Without the pictures, can you quote each line below exactly?
▽
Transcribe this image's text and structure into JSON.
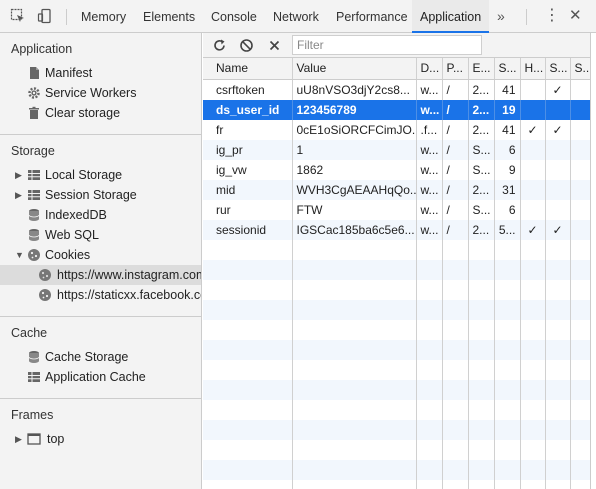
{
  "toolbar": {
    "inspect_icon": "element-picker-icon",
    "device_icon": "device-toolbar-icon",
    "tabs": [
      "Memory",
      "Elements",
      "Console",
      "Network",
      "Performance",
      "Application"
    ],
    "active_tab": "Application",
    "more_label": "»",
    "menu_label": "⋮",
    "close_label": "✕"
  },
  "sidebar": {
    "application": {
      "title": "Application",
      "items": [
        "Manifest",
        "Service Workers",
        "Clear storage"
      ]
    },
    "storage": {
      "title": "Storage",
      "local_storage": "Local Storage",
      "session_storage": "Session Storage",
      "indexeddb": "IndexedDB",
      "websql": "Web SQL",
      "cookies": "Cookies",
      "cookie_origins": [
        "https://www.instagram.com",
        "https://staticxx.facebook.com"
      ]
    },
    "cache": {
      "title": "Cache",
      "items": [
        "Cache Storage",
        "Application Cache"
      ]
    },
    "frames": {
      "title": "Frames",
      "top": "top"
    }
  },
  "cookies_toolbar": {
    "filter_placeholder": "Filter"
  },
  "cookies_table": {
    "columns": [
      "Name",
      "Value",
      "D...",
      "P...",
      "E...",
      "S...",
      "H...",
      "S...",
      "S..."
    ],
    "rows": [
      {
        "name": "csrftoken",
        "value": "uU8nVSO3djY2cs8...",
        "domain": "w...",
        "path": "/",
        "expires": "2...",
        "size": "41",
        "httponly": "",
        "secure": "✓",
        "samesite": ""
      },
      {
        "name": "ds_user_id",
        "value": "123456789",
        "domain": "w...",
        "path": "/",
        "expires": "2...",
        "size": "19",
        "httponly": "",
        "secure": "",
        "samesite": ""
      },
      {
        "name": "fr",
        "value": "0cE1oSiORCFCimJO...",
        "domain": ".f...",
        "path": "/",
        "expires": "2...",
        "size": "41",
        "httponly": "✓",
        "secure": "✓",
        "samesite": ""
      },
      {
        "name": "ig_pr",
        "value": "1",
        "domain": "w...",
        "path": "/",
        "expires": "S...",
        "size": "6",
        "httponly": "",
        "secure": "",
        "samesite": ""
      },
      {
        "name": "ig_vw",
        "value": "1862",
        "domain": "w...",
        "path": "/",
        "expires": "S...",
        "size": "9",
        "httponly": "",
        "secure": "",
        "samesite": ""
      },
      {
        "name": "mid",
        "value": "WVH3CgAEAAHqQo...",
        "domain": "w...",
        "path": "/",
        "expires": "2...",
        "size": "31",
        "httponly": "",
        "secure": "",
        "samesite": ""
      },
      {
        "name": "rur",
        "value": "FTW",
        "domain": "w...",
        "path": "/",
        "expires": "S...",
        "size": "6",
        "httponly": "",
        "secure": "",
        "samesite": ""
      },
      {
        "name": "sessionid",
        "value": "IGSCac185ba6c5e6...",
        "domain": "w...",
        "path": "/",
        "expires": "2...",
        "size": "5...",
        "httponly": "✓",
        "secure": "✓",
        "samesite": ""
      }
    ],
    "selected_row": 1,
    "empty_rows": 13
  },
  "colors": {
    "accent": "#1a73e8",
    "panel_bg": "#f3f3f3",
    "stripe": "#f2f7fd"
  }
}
△
● ANSWER FOR THE TASK
Transcribe this image's text and structure into JSON.
{
  "toolbar": {
    "inspect_icon": "element-picker-icon",
    "device_icon": "device-toolbar-icon",
    "tabs": [
      "Memory",
      "Elements",
      "Console",
      "Network",
      "Performance",
      "Application"
    ],
    "active_tab": "Application",
    "more_label": "»",
    "menu_label": "⋮",
    "close_label": "✕"
  },
  "sidebar": {
    "application": {
      "title": "Application",
      "items": [
        "Manifest",
        "Service Workers",
        "Clear storage"
      ]
    },
    "storage": {
      "title": "Storage",
      "local_storage": "Local Storage",
      "session_storage": "Session Storage",
      "indexeddb": "IndexedDB",
      "websql": "Web SQL",
      "cookies": "Cookies",
      "cookie_origins": [
        "https://www.instagram.com",
        "https://staticxx.facebook.com"
      ]
    },
    "cache": {
      "title": "Cache",
      "items": [
        "Cache Storage",
        "Application Cache"
      ]
    },
    "frames": {
      "title": "Frames",
      "top": "top"
    }
  },
  "cookies_toolbar": {
    "filter_placeholder": "Filter"
  },
  "cookies_table": {
    "columns": [
      "Name",
      "Value",
      "D...",
      "P...",
      "E...",
      "S...",
      "H...",
      "S...",
      "S..."
    ],
    "rows": [
      {
        "name": "csrftoken",
        "value": "uU8nVSO3djY2cs8...",
        "domain": "w...",
        "path": "/",
        "expires": "2...",
        "size": "41",
        "httponly": "",
        "secure": "✓",
        "samesite": ""
      },
      {
        "name": "ds_user_id",
        "value": "123456789",
        "domain": "w...",
        "path": "/",
        "expires": "2...",
        "size": "19",
        "httponly": "",
        "secure": "",
        "samesite": ""
      },
      {
        "name": "fr",
        "value": "0cE1oSiORCFCimJO...",
        "domain": ".f...",
        "path": "/",
        "expires": "2...",
        "size": "41",
        "httponly": "✓",
        "secure": "✓",
        "samesite": ""
      },
      {
        "name": "ig_pr",
        "value": "1",
        "domain": "w...",
        "path": "/",
        "expires": "S...",
        "size": "6",
        "httponly": "",
        "secure": "",
        "samesite": ""
      },
      {
        "name": "ig_vw",
        "value": "1862",
        "domain": "w...",
        "path": "/",
        "expires": "S...",
        "size": "9",
        "httponly": "",
        "secure": "",
        "samesite": ""
      },
      {
        "name": "mid",
        "value": "WVH3CgAEAAHqQo...",
        "domain": "w...",
        "path": "/",
        "expires": "2...",
        "size": "31",
        "httponly": "",
        "secure": "",
        "samesite": ""
      },
      {
        "name": "rur",
        "value": "FTW",
        "domain": "w...",
        "path": "/",
        "expires": "S...",
        "size": "6",
        "httponly": "",
        "secure": "",
        "samesite": ""
      },
      {
        "name": "sessionid",
        "value": "IGSCac185ba6c5e6...",
        "domain": "w...",
        "path": "/",
        "expires": "2...",
        "size": "5...",
        "httponly": "✓",
        "secure": "✓",
        "samesite": ""
      }
    ],
    "selected_row": 1,
    "empty_rows": 13
  },
  "colors": {
    "accent": "#1a73e8",
    "panel_bg": "#f3f3f3",
    "stripe": "#f2f7fd"
  }
}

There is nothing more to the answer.